* _Stated task_
Set down the material once more, exactly as it appears.

[Start]

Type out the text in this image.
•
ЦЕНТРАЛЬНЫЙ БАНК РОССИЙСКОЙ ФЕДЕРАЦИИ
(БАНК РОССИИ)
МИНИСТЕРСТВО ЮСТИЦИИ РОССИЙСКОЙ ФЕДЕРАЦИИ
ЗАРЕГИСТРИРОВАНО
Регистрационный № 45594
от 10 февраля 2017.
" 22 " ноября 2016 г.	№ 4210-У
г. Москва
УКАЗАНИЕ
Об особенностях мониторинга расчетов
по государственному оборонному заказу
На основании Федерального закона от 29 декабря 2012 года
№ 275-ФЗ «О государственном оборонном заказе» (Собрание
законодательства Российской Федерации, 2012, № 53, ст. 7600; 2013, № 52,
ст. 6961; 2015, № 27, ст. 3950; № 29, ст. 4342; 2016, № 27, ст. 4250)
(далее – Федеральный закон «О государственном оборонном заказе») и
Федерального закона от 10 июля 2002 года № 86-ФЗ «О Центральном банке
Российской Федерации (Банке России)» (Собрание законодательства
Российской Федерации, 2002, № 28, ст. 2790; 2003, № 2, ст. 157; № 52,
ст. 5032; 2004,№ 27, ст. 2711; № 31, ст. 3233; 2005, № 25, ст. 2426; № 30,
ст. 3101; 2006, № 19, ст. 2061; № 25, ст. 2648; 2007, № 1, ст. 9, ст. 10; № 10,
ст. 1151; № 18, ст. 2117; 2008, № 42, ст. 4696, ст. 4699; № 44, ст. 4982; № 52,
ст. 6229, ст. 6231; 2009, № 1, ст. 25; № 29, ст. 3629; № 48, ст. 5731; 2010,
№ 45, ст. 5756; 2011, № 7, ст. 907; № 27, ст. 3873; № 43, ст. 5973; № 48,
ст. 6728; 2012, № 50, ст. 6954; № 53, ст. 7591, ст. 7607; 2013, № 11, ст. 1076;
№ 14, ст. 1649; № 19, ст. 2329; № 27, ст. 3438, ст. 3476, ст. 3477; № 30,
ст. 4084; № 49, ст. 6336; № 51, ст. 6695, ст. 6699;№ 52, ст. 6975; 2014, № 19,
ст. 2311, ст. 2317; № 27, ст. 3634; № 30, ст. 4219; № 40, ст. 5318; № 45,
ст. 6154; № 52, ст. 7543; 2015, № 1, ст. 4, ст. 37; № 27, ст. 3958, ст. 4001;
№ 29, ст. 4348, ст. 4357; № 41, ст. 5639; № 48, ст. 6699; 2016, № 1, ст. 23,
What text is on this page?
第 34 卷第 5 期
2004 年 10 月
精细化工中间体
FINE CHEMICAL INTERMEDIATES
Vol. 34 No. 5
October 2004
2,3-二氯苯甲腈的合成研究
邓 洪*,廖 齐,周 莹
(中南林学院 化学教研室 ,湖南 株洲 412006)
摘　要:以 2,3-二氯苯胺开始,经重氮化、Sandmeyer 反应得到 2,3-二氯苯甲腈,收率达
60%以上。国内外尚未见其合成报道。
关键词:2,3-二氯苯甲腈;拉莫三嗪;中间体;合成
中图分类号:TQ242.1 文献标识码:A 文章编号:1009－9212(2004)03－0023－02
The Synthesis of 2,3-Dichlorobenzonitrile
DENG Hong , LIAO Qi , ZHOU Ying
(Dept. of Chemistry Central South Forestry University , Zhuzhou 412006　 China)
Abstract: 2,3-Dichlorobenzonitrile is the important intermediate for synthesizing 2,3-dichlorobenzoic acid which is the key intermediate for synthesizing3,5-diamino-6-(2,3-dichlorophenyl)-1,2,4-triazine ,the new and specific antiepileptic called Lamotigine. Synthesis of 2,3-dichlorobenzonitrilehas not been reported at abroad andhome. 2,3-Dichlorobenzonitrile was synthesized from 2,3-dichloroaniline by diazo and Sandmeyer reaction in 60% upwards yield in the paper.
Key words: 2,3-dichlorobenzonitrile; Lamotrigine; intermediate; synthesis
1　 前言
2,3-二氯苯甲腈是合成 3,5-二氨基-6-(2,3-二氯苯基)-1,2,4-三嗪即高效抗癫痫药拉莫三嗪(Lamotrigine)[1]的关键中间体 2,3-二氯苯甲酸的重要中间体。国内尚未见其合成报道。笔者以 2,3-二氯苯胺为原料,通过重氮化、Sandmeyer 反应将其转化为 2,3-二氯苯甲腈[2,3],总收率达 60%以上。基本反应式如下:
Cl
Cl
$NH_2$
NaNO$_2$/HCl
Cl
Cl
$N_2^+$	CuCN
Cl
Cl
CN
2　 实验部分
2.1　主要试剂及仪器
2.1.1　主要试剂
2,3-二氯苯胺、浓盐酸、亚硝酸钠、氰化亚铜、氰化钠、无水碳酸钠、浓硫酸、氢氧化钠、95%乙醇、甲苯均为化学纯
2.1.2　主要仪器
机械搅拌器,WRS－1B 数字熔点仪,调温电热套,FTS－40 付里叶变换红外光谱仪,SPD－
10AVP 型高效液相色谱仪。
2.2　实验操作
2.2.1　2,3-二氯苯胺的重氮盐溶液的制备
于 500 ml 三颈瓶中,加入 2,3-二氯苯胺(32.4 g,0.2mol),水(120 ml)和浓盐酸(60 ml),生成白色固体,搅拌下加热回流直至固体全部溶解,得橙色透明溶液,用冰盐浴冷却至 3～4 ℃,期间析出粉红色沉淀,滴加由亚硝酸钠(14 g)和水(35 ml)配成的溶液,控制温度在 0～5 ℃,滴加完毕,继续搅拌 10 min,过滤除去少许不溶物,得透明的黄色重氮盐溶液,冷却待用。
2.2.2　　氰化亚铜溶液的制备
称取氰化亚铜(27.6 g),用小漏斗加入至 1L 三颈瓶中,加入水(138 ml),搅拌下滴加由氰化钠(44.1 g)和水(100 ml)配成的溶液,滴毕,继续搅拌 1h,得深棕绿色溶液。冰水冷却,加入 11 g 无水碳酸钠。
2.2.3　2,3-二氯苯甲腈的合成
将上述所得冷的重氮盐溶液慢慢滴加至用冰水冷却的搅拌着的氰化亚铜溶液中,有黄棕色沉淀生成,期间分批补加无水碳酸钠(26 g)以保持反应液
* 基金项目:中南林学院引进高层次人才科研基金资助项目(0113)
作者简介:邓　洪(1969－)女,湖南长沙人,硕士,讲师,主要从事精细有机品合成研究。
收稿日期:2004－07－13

[End]

* _The result_
Type out the text in this image.
•
ЦЕНТРАЛЬНЫЙ БАНК РОССИЙСКОЙ ФЕДЕРАЦИИ
(БАНК РОССИИ)
МИНИСТЕРСТВО ЮСТИЦИИ РОССИЙСКОЙ ФЕДЕРАЦИИ
ЗАРЕГИСТРИРОВАНО
Регистрационный № 45594
от 10 февраля 2017.
" 22 " ноября 2016 г.	№ 4210-У
г. Москва
УКАЗАНИЕ
Об особенностях мониторинга расчетов
по государственному оборонному заказу
На основании Федерального закона от 29 декабря 2012 года
№ 275-ФЗ «О государственном оборонном заказе» (Собрание
законодательства Российской Федерации, 2012, № 53, ст. 7600; 2013, № 52,
ст. 6961; 2015, № 27, ст. 3950; № 29, ст. 4342; 2016, № 27, ст. 4250)
(далее – Федеральный закон «О государственном оборонном заказе») и
Федерального закона от 10 июля 2002 года № 86-ФЗ «О Центральном банке
Российской Федерации (Банке России)» (Собрание законодательства
Российской Федерации, 2002, № 28, ст. 2790; 2003, № 2, ст. 157; № 52,
ст. 5032; 2004,№ 27, ст. 2711; № 31, ст. 3233; 2005, № 25, ст. 2426; № 30,
ст. 3101; 2006, № 19, ст. 2061; № 25, ст. 2648; 2007, № 1, ст. 9, ст. 10; № 10,
ст. 1151; № 18, ст. 2117; 2008, № 42, ст. 4696, ст. 4699; № 44, ст. 4982; № 52,
ст. 6229, ст. 6231; 2009, № 1, ст. 25; № 29, ст. 3629; № 48, ст. 5731; 2010,
№ 45, ст. 5756; 2011, № 7, ст. 907; № 27, ст. 3873; № 43, ст. 5973; № 48,
ст. 6728; 2012, № 50, ст. 6954; № 53, ст. 7591, ст. 7607; 2013, № 11, ст. 1076;
№ 14, ст. 1649; № 19, ст. 2329; № 27, ст. 3438, ст. 3476, ст. 3477; № 30,
ст. 4084; № 49, ст. 6336; № 51, ст. 6695, ст. 6699;№ 52, ст. 6975; 2014, № 19,
ст. 2311, ст. 2317; № 27, ст. 3634; № 30, ст. 4219; № 40, ст. 5318; № 45,
ст. 6154; № 52, ст. 7543; 2015, № 1, ст. 4, ст. 37; № 27, ст. 3958, ст. 4001;
№ 29, ст. 4348, ст. 4357; № 41, ст. 5639; № 48, ст. 6699; 2016, № 1, ст. 23,
What text is on this page?
第 34 卷第 5 期
2004 年 10 月
精细化工中间体
FINE CHEMICAL INTERMEDIATES
Vol. 34 No. 5
October 2004
2,3-二氯苯甲腈的合成研究
邓 洪*,廖 齐,周 莹
(中南林学院 化学教研室 ,湖南 株洲 412006)
摘　要:以 2,3-二氯苯胺开始,经重氮化、Sandmeyer 反应得到 2,3-二氯苯甲腈,收率达
60%以上。国内外尚未见其合成报道。
关键词:2,3-二氯苯甲腈;拉莫三嗪;中间体;合成
中图分类号:TQ242.1 文献标识码:A 文章编号:1009－9212(2004)03－0023－02
The Synthesis of 2,3-Dichlorobenzonitrile
DENG Hong , LIAO Qi , ZHOU Ying
(Dept. of Chemistry Central South Forestry University , Zhuzhou 412006　 China)
Abstract: 2,3-Dichlorobenzonitrile is the important intermediate for synthesizing 2,3-dichlorobenzoic acid which is the key intermediate for synthesizing3,5-diamino-6-(2,3-dichlorophenyl)-1,2,4-triazine ,the new and specific antiepileptic called Lamotigine. Synthesis of 2,3-dichlorobenzonitrilehas not been reported at abroad andhome. 2,3-Dichlorobenzonitrile was synthesized from 2,3-dichloroaniline by diazo and Sandmeyer reaction in 60% upwards yield in the paper.
Key words: 2,3-dichlorobenzonitrile; Lamotrigine; intermediate; synthesis
1　 前言
2,3-二氯苯甲腈是合成 3,5-二氨基-6-(2,3-二氯苯基)-1,2,4-三嗪即高效抗癫痫药拉莫三嗪(Lamotrigine)[1]的关键中间体 2,3-二氯苯甲酸的重要中间体。国内尚未见其合成报道。笔者以 2,3-二氯苯胺为原料,通过重氮化、Sandmeyer 反应将其转化为 2,3-二氯苯甲腈[2,3],总收率达 60%以上。基本反应式如下:
Cl
Cl
$NH_2$
NaNO$_2$/HCl
Cl
Cl
$N_2^+$	CuCN
Cl
Cl
CN
2　 实验部分
2.1　主要试剂及仪器
2.1.1　主要试剂
2,3-二氯苯胺、浓盐酸、亚硝酸钠、氰化亚铜、氰化钠、无水碳酸钠、浓硫酸、氢氧化钠、95%乙醇、甲苯均为化学纯
2.1.2　主要仪器
机械搅拌器,WRS－1B 数字熔点仪,调温电热套,FTS－40 付里叶变换红外光谱仪,SPD－
10AVP 型高效液相色谱仪。
2.2　实验操作
2.2.1　2,3-二氯苯胺的重氮盐溶液的制备
于 500 ml 三颈瓶中,加入 2,3-二氯苯胺(32.4 g,0.2mol),水(120 ml)和浓盐酸(60 ml),生成白色固体,搅拌下加热回流直至固体全部溶解,得橙色透明溶液,用冰盐浴冷却至 3～4 ℃,期间析出粉红色沉淀,滴加由亚硝酸钠(14 g)和水(35 ml)配成的溶液,控制温度在 0～5 ℃,滴加完毕,继续搅拌 10 min,过滤除去少许不溶物,得透明的黄色重氮盐溶液,冷却待用。
2.2.2　　氰化亚铜溶液的制备
称取氰化亚铜(27.6 g),用小漏斗加入至 1L 三颈瓶中,加入水(138 ml),搅拌下滴加由氰化钠(44.1 g)和水(100 ml)配成的溶液,滴毕,继续搅拌 1h,得深棕绿色溶液。冰水冷却,加入 11 g 无水碳酸钠。
2.2.3　2,3-二氯苯甲腈的合成
将上述所得冷的重氮盐溶液慢慢滴加至用冰水冷却的搅拌着的氰化亚铜溶液中,有黄棕色沉淀生成,期间分批补加无水碳酸钠(26 g)以保持反应液
* 基金项目:中南林学院引进高层次人才科研基金资助项目(0113)
作者简介:邓　洪(1969－)女,湖南长沙人,硕士,讲师,主要从事精细有机品合成研究。
收稿日期:2004－07－13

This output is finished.